- SET EXERCISE -
Starting at the line that contains "Give me a plain-text", print every remaining line of the entries, unchanged, and output nothing more.

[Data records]
— begin —

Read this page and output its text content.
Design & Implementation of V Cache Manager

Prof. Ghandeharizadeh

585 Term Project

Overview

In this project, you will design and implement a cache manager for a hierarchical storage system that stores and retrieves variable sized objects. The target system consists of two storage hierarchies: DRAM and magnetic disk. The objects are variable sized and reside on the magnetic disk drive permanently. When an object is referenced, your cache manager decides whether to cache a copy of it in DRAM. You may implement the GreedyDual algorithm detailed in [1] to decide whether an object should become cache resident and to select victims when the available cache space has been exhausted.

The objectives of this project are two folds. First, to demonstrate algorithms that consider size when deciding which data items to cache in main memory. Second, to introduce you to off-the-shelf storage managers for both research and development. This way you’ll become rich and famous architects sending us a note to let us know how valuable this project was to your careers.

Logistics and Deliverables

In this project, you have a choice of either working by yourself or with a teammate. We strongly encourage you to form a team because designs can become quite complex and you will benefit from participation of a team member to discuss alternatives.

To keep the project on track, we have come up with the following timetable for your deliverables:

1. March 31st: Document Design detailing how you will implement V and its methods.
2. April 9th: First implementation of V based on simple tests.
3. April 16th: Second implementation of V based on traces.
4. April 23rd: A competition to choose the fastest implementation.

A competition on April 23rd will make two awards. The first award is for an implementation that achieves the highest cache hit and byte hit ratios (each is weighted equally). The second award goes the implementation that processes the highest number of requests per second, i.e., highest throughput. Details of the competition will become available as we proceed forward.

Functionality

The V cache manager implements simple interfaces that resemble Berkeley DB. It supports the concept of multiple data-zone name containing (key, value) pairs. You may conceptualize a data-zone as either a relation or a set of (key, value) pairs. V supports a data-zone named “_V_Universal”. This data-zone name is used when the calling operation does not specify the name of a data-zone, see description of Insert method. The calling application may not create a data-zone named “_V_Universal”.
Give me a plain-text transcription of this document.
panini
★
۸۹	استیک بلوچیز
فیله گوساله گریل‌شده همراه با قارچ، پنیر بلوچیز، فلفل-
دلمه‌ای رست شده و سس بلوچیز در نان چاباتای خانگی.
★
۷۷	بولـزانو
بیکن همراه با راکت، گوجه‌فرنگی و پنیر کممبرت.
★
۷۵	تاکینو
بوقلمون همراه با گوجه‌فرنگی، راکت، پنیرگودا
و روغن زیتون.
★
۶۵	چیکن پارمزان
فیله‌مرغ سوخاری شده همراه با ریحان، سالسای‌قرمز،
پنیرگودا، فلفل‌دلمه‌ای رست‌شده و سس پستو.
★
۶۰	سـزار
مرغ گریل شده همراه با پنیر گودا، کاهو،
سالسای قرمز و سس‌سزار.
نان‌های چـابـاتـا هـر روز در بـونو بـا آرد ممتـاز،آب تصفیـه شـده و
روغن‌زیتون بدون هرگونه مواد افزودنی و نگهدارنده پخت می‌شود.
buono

— end —

- ANSWER TO THIS TASK -
Give me a plain-text transcription of this document.
panini
★
۸۹	استیک بلوچیز
فیله گوساله گریل‌شده همراه با قارچ، پنیر بلوچیز، فلفل-
دلمه‌ای رست شده و سس بلوچیز در نان چاباتای خانگی.
★
۷۷	بولـزانو
بیکن همراه با راکت، گوجه‌فرنگی و پنیر کممبرت.
★
۷۵	تاکینو
بوقلمون همراه با گوجه‌فرنگی، راکت، پنیرگودا
و روغن زیتون.
★
۶۵	چیکن پارمزان
فیله‌مرغ سوخاری شده همراه با ریحان، سالسای‌قرمز،
پنیرگودا، فلفل‌دلمه‌ای رست‌شده و سس پستو.
★
۶۰	سـزار
مرغ گریل شده همراه با پنیر گودا، کاهو،
سالسای قرمز و سس‌سزار.
نان‌های چـابـاتـا هـر روز در بـونو بـا آرد ممتـاز،آب تصفیـه شـده و
روغن‌زیتون بدون هرگونه مواد افزودنی و نگهدارنده پخت می‌شود.
buono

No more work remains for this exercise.